(Records from a collection of figures)
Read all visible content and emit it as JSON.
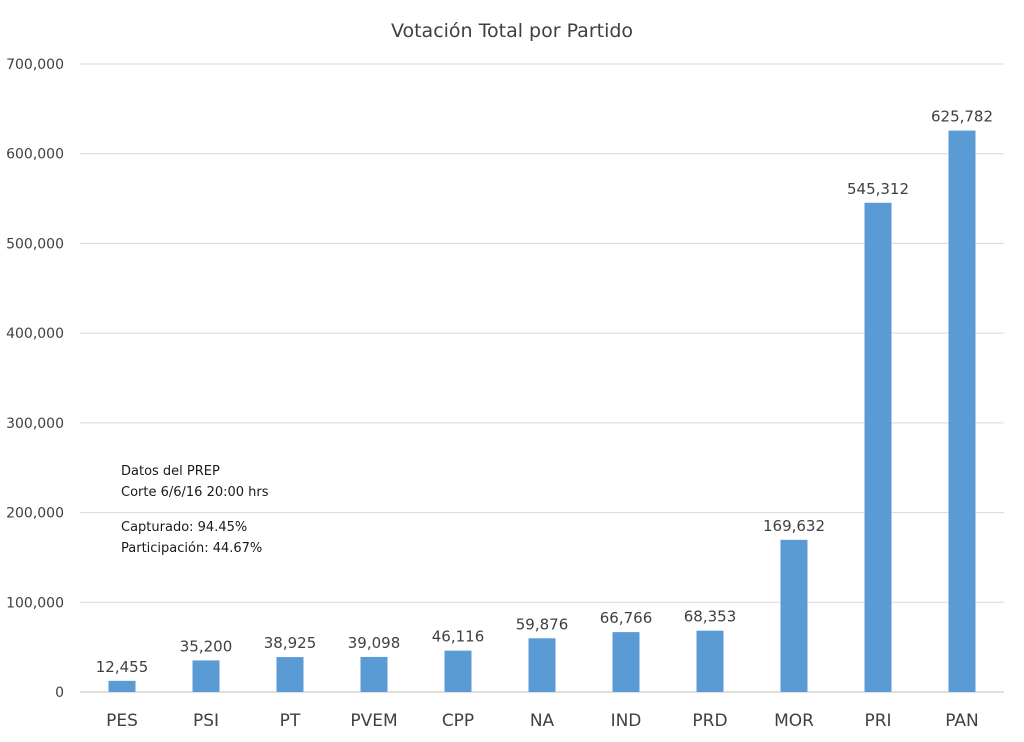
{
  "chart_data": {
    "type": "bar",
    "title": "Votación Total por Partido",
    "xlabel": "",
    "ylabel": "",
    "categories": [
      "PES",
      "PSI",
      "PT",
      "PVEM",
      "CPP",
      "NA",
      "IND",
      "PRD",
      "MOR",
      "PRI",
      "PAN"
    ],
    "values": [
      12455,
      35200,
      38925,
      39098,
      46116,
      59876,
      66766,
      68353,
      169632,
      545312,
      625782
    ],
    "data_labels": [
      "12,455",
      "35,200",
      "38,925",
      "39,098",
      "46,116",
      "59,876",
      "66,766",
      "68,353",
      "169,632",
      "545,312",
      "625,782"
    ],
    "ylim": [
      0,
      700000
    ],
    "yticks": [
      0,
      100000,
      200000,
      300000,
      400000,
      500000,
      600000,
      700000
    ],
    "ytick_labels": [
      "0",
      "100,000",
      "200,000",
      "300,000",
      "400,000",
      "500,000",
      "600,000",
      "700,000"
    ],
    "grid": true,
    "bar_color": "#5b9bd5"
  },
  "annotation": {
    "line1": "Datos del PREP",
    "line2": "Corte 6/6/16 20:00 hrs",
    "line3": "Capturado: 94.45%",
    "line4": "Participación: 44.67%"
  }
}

- Problem to work on: Extract all the entries word for word; omit any pictures.

- Task response:
Read all visible content and emit it as JSON.
{
  "chart_data": {
    "type": "bar",
    "title": "Votación Total por Partido",
    "xlabel": "",
    "ylabel": "",
    "categories": [
      "PES",
      "PSI",
      "PT",
      "PVEM",
      "CPP",
      "NA",
      "IND",
      "PRD",
      "MOR",
      "PRI",
      "PAN"
    ],
    "values": [
      12455,
      35200,
      38925,
      39098,
      46116,
      59876,
      66766,
      68353,
      169632,
      545312,
      625782
    ],
    "data_labels": [
      "12,455",
      "35,200",
      "38,925",
      "39,098",
      "46,116",
      "59,876",
      "66,766",
      "68,353",
      "169,632",
      "545,312",
      "625,782"
    ],
    "ylim": [
      0,
      700000
    ],
    "yticks": [
      0,
      100000,
      200000,
      300000,
      400000,
      500000,
      600000,
      700000
    ],
    "ytick_labels": [
      "0",
      "100,000",
      "200,000",
      "300,000",
      "400,000",
      "500,000",
      "600,000",
      "700,000"
    ],
    "grid": true,
    "bar_color": "#5b9bd5"
  },
  "annotation": {
    "line1": "Datos del PREP",
    "line2": "Corte 6/6/16 20:00 hrs",
    "line3": "Capturado: 94.45%",
    "line4": "Participación: 44.67%"
  }
}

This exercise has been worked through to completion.